— begin DATA SUPPLIED —

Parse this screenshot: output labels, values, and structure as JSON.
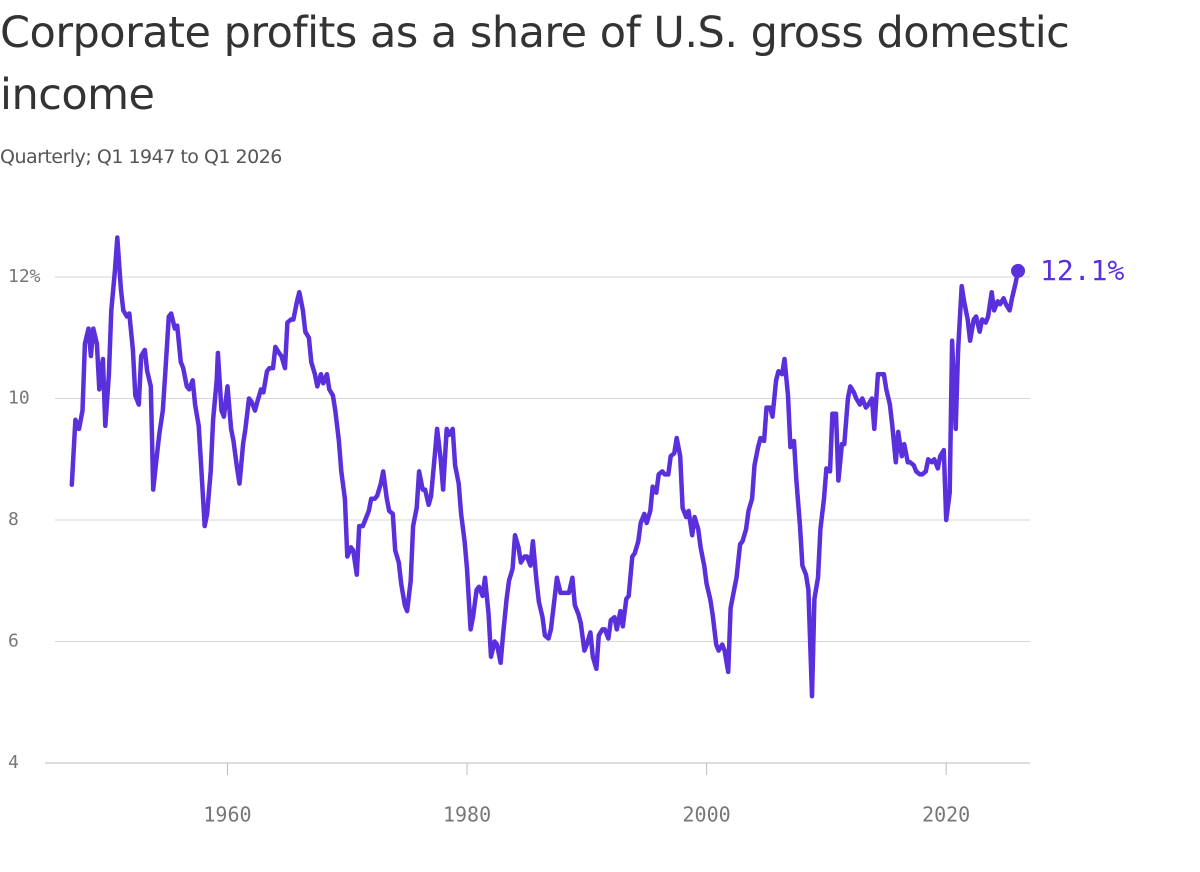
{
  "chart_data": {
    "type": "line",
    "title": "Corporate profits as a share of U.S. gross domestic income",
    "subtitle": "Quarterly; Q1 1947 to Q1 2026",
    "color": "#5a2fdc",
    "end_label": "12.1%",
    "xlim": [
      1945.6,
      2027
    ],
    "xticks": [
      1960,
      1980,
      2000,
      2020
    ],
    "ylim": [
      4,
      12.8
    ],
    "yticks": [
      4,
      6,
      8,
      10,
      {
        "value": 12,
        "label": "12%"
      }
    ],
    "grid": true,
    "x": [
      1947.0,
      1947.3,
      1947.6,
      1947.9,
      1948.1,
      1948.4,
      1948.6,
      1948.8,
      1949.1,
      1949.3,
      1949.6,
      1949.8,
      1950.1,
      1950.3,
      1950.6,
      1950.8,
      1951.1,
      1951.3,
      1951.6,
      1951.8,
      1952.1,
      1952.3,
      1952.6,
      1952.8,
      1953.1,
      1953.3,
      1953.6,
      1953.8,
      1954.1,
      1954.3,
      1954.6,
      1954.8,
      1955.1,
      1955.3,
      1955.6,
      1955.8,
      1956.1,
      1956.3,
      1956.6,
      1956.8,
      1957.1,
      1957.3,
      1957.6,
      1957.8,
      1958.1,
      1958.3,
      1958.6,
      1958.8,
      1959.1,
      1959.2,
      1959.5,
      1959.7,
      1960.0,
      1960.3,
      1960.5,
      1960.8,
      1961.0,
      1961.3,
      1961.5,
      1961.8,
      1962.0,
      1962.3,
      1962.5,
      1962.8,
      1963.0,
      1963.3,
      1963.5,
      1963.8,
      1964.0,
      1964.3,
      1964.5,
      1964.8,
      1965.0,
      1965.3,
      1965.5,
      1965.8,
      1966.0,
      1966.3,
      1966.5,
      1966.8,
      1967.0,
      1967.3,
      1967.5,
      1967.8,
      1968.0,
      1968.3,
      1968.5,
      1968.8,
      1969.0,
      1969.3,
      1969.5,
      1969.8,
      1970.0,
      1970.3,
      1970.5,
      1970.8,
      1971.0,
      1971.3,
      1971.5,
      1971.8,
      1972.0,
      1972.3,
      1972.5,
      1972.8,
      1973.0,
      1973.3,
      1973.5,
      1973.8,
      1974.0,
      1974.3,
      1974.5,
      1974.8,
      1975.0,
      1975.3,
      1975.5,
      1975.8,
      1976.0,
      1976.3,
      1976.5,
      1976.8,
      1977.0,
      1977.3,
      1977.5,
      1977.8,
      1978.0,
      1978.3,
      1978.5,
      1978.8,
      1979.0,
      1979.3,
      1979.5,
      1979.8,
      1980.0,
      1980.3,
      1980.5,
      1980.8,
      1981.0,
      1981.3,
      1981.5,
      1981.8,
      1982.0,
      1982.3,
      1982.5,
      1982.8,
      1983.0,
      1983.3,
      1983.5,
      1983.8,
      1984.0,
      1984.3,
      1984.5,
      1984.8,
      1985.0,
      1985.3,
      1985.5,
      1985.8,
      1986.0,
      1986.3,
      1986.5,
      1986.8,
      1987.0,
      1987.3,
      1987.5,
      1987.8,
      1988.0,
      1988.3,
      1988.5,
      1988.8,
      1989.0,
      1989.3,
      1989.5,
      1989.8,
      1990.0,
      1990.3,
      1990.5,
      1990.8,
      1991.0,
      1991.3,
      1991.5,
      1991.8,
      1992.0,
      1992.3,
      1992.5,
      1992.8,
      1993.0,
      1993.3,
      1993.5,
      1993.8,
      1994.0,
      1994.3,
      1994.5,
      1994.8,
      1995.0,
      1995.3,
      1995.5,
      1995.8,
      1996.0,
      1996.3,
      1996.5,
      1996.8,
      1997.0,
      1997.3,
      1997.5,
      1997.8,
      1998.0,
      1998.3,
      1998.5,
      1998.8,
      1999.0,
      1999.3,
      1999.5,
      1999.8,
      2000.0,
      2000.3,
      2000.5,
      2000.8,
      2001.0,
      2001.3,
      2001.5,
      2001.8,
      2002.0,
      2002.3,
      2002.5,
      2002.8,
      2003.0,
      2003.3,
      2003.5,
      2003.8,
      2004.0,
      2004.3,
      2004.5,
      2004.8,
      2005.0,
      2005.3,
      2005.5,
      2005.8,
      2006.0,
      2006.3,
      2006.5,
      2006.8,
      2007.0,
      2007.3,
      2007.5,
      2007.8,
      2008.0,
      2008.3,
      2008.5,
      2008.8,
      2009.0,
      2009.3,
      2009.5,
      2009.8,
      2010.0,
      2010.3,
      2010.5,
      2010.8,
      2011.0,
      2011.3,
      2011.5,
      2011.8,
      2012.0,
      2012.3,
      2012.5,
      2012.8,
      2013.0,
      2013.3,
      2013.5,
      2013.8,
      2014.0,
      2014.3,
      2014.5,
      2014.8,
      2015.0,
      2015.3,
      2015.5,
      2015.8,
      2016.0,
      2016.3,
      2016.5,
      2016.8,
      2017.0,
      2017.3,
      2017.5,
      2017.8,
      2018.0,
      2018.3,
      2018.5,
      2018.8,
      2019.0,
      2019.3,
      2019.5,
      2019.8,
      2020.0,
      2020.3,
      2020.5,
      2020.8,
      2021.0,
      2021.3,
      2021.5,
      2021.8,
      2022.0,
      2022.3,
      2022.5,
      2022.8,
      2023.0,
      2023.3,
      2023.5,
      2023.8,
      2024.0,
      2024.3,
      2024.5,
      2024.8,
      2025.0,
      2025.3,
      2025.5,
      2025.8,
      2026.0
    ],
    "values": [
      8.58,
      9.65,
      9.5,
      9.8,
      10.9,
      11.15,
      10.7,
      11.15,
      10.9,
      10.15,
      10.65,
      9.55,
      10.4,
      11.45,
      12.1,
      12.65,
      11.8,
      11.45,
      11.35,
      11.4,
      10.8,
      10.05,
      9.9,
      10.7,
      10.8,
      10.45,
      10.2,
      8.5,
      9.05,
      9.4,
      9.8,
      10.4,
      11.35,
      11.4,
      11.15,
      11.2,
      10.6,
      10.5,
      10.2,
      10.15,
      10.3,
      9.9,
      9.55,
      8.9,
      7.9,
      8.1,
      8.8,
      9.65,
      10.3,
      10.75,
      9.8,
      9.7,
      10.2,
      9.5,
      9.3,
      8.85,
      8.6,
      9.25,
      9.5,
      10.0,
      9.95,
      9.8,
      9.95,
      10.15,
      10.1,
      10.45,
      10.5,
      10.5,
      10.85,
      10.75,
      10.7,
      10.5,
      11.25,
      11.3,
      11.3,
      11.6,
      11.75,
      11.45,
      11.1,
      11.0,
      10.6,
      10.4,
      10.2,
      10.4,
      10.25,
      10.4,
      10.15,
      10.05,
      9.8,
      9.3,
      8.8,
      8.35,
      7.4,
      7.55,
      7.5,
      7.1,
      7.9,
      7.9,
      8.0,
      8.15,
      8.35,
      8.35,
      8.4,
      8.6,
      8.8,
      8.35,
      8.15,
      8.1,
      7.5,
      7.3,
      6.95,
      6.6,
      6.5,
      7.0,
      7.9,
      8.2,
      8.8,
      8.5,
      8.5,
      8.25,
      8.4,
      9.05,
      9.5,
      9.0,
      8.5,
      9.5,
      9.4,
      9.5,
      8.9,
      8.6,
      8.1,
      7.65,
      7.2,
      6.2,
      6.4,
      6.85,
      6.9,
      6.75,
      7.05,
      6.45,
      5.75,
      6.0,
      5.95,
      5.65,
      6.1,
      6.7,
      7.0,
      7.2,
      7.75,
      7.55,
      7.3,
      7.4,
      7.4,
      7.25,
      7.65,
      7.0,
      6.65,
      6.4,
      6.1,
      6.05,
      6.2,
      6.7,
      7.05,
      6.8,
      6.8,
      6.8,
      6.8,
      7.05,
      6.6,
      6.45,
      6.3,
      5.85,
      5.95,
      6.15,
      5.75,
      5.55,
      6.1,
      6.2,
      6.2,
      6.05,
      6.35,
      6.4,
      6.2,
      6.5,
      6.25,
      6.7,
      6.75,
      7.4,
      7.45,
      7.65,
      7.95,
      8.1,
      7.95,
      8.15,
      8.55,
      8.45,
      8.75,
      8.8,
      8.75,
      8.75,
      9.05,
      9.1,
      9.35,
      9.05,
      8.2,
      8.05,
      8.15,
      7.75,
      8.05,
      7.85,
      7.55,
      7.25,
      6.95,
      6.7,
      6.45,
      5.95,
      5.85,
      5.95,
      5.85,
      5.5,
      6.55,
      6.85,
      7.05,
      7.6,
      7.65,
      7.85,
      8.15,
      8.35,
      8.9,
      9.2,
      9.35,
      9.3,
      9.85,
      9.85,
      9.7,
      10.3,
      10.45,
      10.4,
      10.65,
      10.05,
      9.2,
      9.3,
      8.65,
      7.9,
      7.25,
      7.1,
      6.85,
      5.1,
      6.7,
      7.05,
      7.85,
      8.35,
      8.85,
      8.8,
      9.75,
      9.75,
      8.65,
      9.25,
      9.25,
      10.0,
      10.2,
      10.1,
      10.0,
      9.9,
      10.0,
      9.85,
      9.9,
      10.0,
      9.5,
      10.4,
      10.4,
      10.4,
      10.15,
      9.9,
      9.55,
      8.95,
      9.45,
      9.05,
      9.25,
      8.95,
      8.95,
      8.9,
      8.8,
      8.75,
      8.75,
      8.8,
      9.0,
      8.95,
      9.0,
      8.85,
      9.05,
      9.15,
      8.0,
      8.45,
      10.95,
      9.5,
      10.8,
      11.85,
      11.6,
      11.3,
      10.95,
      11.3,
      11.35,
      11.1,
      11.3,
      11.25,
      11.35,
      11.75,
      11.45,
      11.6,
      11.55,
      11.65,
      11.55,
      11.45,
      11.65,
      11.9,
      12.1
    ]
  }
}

— end DATA SUPPLIED —
— begin DATA SUPPLIED —

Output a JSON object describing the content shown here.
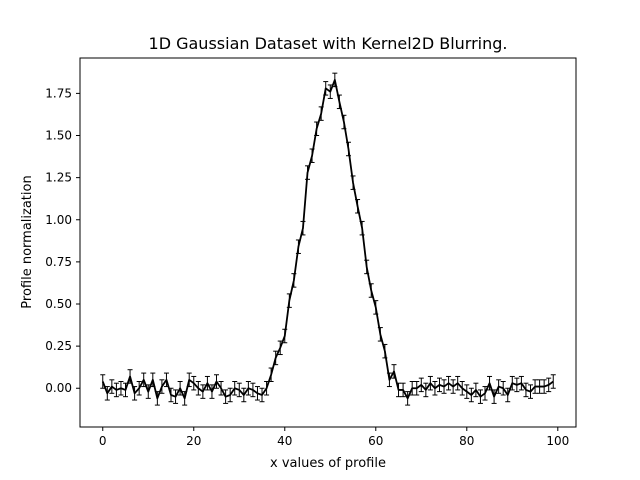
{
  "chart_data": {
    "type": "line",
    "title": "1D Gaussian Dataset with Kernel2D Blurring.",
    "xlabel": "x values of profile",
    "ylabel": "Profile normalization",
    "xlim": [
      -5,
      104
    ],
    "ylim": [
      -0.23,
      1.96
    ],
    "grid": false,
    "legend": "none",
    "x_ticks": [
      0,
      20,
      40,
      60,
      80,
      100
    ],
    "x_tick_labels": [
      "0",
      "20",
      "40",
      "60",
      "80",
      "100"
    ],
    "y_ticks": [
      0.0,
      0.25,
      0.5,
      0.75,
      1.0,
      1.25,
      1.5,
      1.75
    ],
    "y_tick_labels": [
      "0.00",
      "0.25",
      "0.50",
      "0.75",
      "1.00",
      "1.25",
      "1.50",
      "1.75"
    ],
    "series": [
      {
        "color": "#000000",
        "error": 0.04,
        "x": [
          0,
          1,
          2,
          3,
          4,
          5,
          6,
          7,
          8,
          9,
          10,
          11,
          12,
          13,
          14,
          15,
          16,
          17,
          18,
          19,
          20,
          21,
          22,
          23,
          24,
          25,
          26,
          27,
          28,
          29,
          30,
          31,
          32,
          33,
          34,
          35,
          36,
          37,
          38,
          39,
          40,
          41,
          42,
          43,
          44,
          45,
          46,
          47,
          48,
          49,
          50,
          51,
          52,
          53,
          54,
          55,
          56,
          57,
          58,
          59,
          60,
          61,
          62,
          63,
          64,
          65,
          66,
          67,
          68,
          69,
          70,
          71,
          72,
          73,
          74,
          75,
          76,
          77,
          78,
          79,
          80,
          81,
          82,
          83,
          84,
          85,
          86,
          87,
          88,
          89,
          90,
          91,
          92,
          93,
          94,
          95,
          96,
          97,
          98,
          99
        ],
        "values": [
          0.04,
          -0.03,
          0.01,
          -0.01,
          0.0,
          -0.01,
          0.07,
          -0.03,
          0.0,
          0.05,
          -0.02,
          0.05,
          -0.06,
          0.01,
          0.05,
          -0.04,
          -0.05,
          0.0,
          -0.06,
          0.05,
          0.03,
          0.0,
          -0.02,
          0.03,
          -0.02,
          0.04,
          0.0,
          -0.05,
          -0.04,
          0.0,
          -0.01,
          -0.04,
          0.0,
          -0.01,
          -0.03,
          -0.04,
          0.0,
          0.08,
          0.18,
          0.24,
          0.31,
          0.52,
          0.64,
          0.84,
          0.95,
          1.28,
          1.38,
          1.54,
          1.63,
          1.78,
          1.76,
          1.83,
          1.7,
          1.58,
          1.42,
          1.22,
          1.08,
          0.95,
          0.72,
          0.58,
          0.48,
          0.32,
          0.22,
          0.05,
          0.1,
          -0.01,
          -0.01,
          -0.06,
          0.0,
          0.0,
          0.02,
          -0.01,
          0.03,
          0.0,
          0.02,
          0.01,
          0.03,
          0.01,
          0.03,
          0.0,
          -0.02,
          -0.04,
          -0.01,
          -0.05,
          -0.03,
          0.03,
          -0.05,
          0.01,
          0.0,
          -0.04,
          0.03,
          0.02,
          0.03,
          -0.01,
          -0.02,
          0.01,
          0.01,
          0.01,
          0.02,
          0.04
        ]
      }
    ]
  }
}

— end DATA SUPPLIED —

YOUR INSTRUCTIONS »
Track down every line holding the string "JSON" and copy it.

REPLY »
Parse this screenshot: output labels, values, and structure as JSON.
Output a JSON object describing the content shown here.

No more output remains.